## PROVIDED RECORDS
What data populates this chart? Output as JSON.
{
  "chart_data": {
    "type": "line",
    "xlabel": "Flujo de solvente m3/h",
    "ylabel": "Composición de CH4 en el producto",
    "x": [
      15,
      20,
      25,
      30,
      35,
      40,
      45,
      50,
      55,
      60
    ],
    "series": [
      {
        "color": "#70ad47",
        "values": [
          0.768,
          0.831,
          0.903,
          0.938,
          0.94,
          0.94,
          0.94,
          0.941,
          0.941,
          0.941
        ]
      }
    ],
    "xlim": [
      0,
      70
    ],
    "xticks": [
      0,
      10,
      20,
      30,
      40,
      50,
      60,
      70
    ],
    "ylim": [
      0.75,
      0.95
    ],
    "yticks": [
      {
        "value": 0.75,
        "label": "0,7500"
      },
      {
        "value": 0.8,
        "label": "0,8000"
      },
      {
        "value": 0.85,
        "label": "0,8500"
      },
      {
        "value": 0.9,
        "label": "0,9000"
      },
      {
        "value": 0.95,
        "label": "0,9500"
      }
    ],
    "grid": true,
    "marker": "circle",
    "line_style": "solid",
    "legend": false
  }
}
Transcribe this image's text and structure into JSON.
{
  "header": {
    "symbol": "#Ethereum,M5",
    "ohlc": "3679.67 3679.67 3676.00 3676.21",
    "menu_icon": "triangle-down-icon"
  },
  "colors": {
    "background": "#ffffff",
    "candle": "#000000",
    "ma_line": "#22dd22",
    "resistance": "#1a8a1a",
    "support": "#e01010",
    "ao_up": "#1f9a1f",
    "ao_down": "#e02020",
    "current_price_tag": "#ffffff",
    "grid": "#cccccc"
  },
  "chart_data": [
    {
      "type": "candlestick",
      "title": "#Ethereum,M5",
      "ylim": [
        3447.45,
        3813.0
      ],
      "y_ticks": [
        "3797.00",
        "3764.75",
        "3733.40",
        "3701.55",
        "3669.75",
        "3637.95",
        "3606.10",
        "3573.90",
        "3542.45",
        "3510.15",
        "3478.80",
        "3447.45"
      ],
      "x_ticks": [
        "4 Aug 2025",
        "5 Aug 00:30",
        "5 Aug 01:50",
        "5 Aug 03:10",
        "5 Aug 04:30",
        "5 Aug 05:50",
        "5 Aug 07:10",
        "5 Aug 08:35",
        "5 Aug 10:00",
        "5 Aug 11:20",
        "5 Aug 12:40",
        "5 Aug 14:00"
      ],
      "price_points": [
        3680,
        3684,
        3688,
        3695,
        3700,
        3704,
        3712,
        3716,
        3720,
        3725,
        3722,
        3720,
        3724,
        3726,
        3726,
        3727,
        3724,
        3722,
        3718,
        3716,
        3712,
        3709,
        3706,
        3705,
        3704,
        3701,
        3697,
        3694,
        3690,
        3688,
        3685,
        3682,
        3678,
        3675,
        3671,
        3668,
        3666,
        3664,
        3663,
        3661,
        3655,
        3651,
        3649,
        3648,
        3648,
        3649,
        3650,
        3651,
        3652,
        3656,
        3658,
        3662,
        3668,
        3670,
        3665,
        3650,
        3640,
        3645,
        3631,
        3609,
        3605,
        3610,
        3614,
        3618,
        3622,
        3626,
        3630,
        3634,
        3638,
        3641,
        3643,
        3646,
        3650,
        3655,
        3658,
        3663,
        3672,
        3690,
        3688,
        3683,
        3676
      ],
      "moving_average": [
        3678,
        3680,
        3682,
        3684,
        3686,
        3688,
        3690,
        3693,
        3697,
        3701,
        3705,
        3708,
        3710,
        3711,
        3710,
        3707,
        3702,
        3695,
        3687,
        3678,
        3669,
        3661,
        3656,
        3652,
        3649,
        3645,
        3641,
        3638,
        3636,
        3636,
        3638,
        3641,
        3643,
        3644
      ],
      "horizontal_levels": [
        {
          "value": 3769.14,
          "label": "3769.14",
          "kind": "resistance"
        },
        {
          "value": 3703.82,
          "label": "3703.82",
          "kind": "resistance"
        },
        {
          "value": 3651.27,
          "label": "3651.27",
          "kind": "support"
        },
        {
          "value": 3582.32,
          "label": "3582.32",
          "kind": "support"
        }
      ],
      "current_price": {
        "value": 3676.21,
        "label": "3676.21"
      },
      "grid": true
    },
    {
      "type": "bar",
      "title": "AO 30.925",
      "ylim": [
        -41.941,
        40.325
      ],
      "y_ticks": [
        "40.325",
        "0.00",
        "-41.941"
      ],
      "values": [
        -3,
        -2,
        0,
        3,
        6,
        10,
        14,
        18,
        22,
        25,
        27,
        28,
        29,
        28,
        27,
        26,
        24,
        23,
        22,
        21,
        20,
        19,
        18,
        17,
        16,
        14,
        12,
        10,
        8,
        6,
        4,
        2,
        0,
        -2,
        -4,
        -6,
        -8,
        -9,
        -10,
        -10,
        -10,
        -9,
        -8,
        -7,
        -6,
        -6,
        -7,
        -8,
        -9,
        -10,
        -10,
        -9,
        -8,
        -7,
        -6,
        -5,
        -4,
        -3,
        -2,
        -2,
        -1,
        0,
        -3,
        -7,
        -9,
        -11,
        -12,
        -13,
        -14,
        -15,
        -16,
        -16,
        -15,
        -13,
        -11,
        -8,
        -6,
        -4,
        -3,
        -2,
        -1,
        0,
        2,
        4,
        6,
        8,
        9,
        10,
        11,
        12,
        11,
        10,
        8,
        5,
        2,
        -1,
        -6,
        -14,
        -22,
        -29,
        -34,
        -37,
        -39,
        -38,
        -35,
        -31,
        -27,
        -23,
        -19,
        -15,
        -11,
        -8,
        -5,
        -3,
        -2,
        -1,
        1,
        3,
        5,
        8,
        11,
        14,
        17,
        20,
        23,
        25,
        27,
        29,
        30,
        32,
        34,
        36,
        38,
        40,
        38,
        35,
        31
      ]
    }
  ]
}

## DIRECTIONS FOR THIS TASK
Using the exact wording, write out all of the records.

## PROBLEM SOLUTION
What data populates this chart? Output as JSON.
{
  "chart_data": {
    "type": "line",
    "xlabel": "Flujo de solvente m3/h",
    "ylabel": "Composición de CH4 en el producto",
    "x": [
      15,
      20,
      25,
      30,
      35,
      40,
      45,
      50,
      55,
      60
    ],
    "series": [
      {
        "color": "#70ad47",
        "values": [
          0.768,
          0.831,
          0.903,
          0.938,
          0.94,
          0.94,
          0.94,
          0.941,
          0.941,
          0.941
        ]
      }
    ],
    "xlim": [
      0,
      70
    ],
    "xticks": [
      0,
      10,
      20,
      30,
      40,
      50,
      60,
      70
    ],
    "ylim": [
      0.75,
      0.95
    ],
    "yticks": [
      {
        "value": 0.75,
        "label": "0,7500"
      },
      {
        "value": 0.8,
        "label": "0,8000"
      },
      {
        "value": 0.85,
        "label": "0,8500"
      },
      {
        "value": 0.9,
        "label": "0,9000"
      },
      {
        "value": 0.95,
        "label": "0,9500"
      }
    ],
    "grid": true,
    "marker": "circle",
    "line_style": "solid",
    "legend": false
  }
}
Transcribe this image's text and structure into JSON.
{
  "header": {
    "symbol": "#Ethereum,M5",
    "ohlc": "3679.67 3679.67 3676.00 3676.21",
    "menu_icon": "triangle-down-icon"
  },
  "colors": {
    "background": "#ffffff",
    "candle": "#000000",
    "ma_line": "#22dd22",
    "resistance": "#1a8a1a",
    "support": "#e01010",
    "ao_up": "#1f9a1f",
    "ao_down": "#e02020",
    "current_price_tag": "#ffffff",
    "grid": "#cccccc"
  },
  "chart_data": [
    {
      "type": "candlestick",
      "title": "#Ethereum,M5",
      "ylim": [
        3447.45,
        3813.0
      ],
      "y_ticks": [
        "3797.00",
        "3764.75",
        "3733.40",
        "3701.55",
        "3669.75",
        "3637.95",
        "3606.10",
        "3573.90",
        "3542.45",
        "3510.15",
        "3478.80",
        "3447.45"
      ],
      "x_ticks": [
        "4 Aug 2025",
        "5 Aug 00:30",
        "5 Aug 01:50",
        "5 Aug 03:10",
        "5 Aug 04:30",
        "5 Aug 05:50",
        "5 Aug 07:10",
        "5 Aug 08:35",
        "5 Aug 10:00",
        "5 Aug 11:20",
        "5 Aug 12:40",
        "5 Aug 14:00"
      ],
      "price_points": [
        3680,
        3684,
        3688,
        3695,
        3700,
        3704,
        3712,
        3716,
        3720,
        3725,
        3722,
        3720,
        3724,
        3726,
        3726,
        3727,
        3724,
        3722,
        3718,
        3716,
        3712,
        3709,
        3706,
        3705,
        3704,
        3701,
        3697,
        3694,
        3690,
        3688,
        3685,
        3682,
        3678,
        3675,
        3671,
        3668,
        3666,
        3664,
        3663,
        3661,
        3655,
        3651,
        3649,
        3648,
        3648,
        3649,
        3650,
        3651,
        3652,
        3656,
        3658,
        3662,
        3668,
        3670,
        3665,
        3650,
        3640,
        3645,
        3631,
        3609,
        3605,
        3610,
        3614,
        3618,
        3622,
        3626,
        3630,
        3634,
        3638,
        3641,
        3643,
        3646,
        3650,
        3655,
        3658,
        3663,
        3672,
        3690,
        3688,
        3683,
        3676
      ],
      "moving_average": [
        3678,
        3680,
        3682,
        3684,
        3686,
        3688,
        3690,
        3693,
        3697,
        3701,
        3705,
        3708,
        3710,
        3711,
        3710,
        3707,
        3702,
        3695,
        3687,
        3678,
        3669,
        3661,
        3656,
        3652,
        3649,
        3645,
        3641,
        3638,
        3636,
        3636,
        3638,
        3641,
        3643,
        3644
      ],
      "horizontal_levels": [
        {
          "value": 3769.14,
          "label": "3769.14",
          "kind": "resistance"
        },
        {
          "value": 3703.82,
          "label": "3703.82",
          "kind": "resistance"
        },
        {
          "value": 3651.27,
          "label": "3651.27",
          "kind": "support"
        },
        {
          "value": 3582.32,
          "label": "3582.32",
          "kind": "support"
        }
      ],
      "current_price": {
        "value": 3676.21,
        "label": "3676.21"
      },
      "grid": true
    },
    {
      "type": "bar",
      "title": "AO 30.925",
      "ylim": [
        -41.941,
        40.325
      ],
      "y_ticks": [
        "40.325",
        "0.00",
        "-41.941"
      ],
      "values": [
        -3,
        -2,
        0,
        3,
        6,
        10,
        14,
        18,
        22,
        25,
        27,
        28,
        29,
        28,
        27,
        26,
        24,
        23,
        22,
        21,
        20,
        19,
        18,
        17,
        16,
        14,
        12,
        10,
        8,
        6,
        4,
        2,
        0,
        -2,
        -4,
        -6,
        -8,
        -9,
        -10,
        -10,
        -10,
        -9,
        -8,
        -7,
        -6,
        -6,
        -7,
        -8,
        -9,
        -10,
        -10,
        -9,
        -8,
        -7,
        -6,
        -5,
        -4,
        -3,
        -2,
        -2,
        -1,
        0,
        -3,
        -7,
        -9,
        -11,
        -12,
        -13,
        -14,
        -15,
        -16,
        -16,
        -15,
        -13,
        -11,
        -8,
        -6,
        -4,
        -3,
        -2,
        -1,
        0,
        2,
        4,
        6,
        8,
        9,
        10,
        11,
        12,
        11,
        10,
        8,
        5,
        2,
        -1,
        -6,
        -14,
        -22,
        -29,
        -34,
        -37,
        -39,
        -38,
        -35,
        -31,
        -27,
        -23,
        -19,
        -15,
        -11,
        -8,
        -5,
        -3,
        -2,
        -1,
        1,
        3,
        5,
        8,
        11,
        14,
        17,
        20,
        23,
        25,
        27,
        29,
        30,
        32,
        34,
        36,
        38,
        40,
        38,
        35,
        31
      ]
    }
  ]
}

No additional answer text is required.